PROBLEM DETAILS
In the material below, identify each line bearing the word "this". Reproduce those lines.

┌─ RAW RECORDS

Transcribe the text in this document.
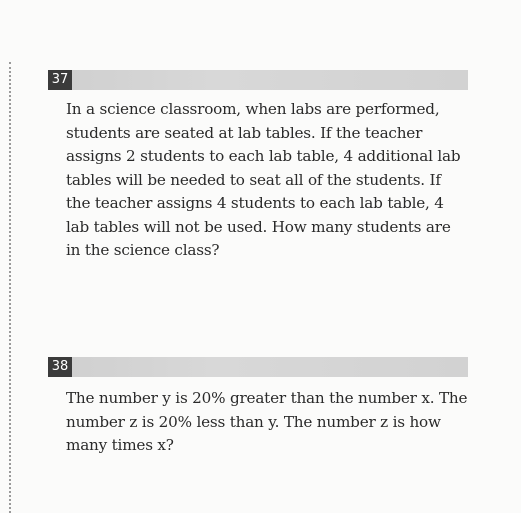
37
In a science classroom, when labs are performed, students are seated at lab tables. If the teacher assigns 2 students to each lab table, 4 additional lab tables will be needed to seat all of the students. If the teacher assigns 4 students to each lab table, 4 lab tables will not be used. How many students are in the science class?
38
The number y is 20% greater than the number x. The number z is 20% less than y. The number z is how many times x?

└─
┌─ RAW RECORDS

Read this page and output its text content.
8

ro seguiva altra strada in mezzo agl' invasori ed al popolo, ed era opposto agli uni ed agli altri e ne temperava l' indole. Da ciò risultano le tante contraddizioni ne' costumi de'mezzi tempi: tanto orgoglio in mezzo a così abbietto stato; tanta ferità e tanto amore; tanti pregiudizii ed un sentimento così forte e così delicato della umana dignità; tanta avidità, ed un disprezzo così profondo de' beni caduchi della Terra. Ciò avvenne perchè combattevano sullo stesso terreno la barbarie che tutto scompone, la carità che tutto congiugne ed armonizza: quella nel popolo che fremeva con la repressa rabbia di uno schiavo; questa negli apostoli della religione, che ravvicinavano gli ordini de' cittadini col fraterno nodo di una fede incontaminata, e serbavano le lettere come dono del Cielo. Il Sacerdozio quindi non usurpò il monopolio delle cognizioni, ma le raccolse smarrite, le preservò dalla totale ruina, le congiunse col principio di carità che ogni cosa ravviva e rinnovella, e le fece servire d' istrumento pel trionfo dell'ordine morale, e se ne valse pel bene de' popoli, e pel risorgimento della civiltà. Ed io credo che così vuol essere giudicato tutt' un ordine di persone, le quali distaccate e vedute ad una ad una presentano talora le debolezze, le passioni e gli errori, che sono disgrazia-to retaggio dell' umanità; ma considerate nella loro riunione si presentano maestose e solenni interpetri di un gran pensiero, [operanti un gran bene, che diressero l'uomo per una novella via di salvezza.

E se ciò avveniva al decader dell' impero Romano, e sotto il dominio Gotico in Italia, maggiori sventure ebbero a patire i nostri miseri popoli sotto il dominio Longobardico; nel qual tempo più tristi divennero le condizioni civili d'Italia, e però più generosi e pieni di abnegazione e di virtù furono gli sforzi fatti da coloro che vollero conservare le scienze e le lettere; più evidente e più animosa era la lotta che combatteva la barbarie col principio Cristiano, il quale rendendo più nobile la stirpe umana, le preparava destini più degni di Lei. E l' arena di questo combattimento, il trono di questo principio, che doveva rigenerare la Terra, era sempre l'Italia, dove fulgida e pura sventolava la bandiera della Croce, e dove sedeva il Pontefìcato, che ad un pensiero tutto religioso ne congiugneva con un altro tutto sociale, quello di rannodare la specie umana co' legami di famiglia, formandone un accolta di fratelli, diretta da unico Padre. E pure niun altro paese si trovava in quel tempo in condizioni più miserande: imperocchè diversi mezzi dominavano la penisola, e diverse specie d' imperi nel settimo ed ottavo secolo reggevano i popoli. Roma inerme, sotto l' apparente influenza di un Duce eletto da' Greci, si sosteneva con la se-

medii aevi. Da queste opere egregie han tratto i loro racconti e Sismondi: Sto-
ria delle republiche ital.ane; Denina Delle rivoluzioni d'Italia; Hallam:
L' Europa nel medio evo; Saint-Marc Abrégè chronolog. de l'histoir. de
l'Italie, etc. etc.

└─

ANSWER IN FULL
Transcribe the text in this document.
Read this page and output its text content.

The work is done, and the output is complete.